課題: 下のエントリの行をすべて、一字も変えずにそのまま抜き出すこと。

··· 保存データ ···

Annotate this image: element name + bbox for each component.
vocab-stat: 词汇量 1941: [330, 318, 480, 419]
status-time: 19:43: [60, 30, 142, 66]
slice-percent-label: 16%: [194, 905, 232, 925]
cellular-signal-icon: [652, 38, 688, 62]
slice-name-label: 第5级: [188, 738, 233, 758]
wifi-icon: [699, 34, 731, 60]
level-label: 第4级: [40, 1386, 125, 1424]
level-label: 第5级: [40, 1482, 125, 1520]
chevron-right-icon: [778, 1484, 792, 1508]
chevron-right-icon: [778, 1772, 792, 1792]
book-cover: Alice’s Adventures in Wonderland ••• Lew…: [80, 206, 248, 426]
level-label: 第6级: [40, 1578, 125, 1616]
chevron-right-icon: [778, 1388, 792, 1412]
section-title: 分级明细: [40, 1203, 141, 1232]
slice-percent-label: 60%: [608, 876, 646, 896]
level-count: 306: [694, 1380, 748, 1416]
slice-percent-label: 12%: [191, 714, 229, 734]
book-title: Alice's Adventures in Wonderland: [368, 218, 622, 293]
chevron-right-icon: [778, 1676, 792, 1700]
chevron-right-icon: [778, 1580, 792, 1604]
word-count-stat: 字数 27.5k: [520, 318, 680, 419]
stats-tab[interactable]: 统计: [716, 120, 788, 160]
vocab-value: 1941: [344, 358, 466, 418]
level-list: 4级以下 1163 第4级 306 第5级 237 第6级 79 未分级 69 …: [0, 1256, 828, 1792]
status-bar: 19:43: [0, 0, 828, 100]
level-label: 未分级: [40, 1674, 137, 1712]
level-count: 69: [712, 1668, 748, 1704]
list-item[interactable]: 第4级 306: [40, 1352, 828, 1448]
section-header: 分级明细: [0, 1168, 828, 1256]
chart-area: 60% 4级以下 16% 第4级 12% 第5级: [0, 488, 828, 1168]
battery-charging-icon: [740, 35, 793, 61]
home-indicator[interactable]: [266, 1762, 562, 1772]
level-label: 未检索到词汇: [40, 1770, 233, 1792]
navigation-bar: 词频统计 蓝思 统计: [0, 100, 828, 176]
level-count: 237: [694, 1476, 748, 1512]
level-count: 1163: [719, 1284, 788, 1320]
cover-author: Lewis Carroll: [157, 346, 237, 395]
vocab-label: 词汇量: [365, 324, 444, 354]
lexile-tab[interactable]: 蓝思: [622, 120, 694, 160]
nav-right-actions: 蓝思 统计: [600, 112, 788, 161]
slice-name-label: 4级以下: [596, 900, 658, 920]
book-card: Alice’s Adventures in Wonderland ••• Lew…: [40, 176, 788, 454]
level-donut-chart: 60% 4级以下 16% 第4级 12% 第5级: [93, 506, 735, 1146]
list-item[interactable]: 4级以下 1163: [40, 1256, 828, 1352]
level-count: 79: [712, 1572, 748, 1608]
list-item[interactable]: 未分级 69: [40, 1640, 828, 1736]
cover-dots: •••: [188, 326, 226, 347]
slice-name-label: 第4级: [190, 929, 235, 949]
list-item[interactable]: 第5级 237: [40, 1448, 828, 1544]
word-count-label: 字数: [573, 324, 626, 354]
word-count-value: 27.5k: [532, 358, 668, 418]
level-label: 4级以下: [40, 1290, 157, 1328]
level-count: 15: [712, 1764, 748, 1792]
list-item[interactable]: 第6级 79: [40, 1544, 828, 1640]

···

この課題の解答:
Annotate this image: element name + bbox for each component.
vocab-stat: 词汇量 1941: [330, 318, 480, 419]
status-time: 19:43: [60, 30, 142, 66]
slice-percent-label: 16%: [194, 905, 232, 925]
cellular-signal-icon: [652, 38, 688, 62]
slice-name-label: 第5级: [188, 738, 233, 758]
wifi-icon: [699, 34, 731, 60]
level-label: 第4级: [40, 1386, 125, 1424]
level-label: 第5级: [40, 1482, 125, 1520]
chevron-right-icon: [778, 1484, 792, 1508]
chevron-right-icon: [778, 1772, 792, 1792]
book-cover: Alice’s Adventures in Wonderland ••• Lew…: [80, 206, 248, 426]
level-label: 第6级: [40, 1578, 125, 1616]
chevron-right-icon: [778, 1388, 792, 1412]
section-title: 分级明细: [40, 1203, 141, 1232]
slice-percent-label: 60%: [608, 876, 646, 896]
level-count: 306: [694, 1380, 748, 1416]
slice-percent-label: 12%: [191, 714, 229, 734]
book-title: Alice's Adventures in Wonderland: [368, 218, 622, 293]
chevron-right-icon: [778, 1676, 792, 1700]
chevron-right-icon: [778, 1580, 792, 1604]
word-count-stat: 字数 27.5k: [520, 318, 680, 419]
stats-tab[interactable]: 统计: [716, 120, 788, 160]
vocab-value: 1941: [344, 358, 466, 418]
level-list: 4级以下 1163 第4级 306 第5级 237 第6级 79 未分级 69 …: [0, 1256, 828, 1792]
status-bar: 19:43: [0, 0, 828, 100]
level-label: 未分级: [40, 1674, 137, 1712]
level-count: 69: [712, 1668, 748, 1704]
list-item[interactable]: 第4级 306: [40, 1352, 828, 1448]
section-header: 分级明细: [0, 1168, 828, 1256]
chart-area: 60% 4级以下 16% 第4级 12% 第5级: [0, 488, 828, 1168]
battery-charging-icon: [740, 35, 793, 61]
home-indicator[interactable]: [266, 1762, 562, 1772]
level-label: 未检索到词汇: [40, 1770, 233, 1792]
navigation-bar: 词频统计 蓝思 统计: [0, 100, 828, 176]
level-count: 237: [694, 1476, 748, 1512]
level-count: 1163: [719, 1284, 788, 1320]
cover-author: Lewis Carroll: [157, 346, 237, 395]
vocab-label: 词汇量: [365, 324, 444, 354]
lexile-tab[interactable]: 蓝思: [622, 120, 694, 160]
nav-right-actions: 蓝思 统计: [600, 112, 788, 161]
slice-name-label: 4级以下: [596, 900, 658, 920]
book-card: Alice’s Adventures in Wonderland ••• Lew…: [40, 176, 788, 454]
level-donut-chart: 60% 4级以下 16% 第4级 12% 第5级: [93, 506, 735, 1146]
list-item[interactable]: 4级以下 1163: [40, 1256, 828, 1352]
level-count: 79: [712, 1572, 748, 1608]
list-item[interactable]: 未分级 69: [40, 1640, 828, 1736]
cover-dots: •••: [188, 326, 226, 347]
slice-name-label: 第4级: [190, 929, 235, 949]
list-item[interactable]: 第5级 237: [40, 1448, 828, 1544]
word-count-label: 字数: [573, 324, 626, 354]
word-count-value: 27.5k: [532, 358, 668, 418]
level-label: 4级以下: [40, 1290, 157, 1328]
level-count: 15: [712, 1764, 748, 1792]
list-item[interactable]: 第6级 79: [40, 1544, 828, 1640]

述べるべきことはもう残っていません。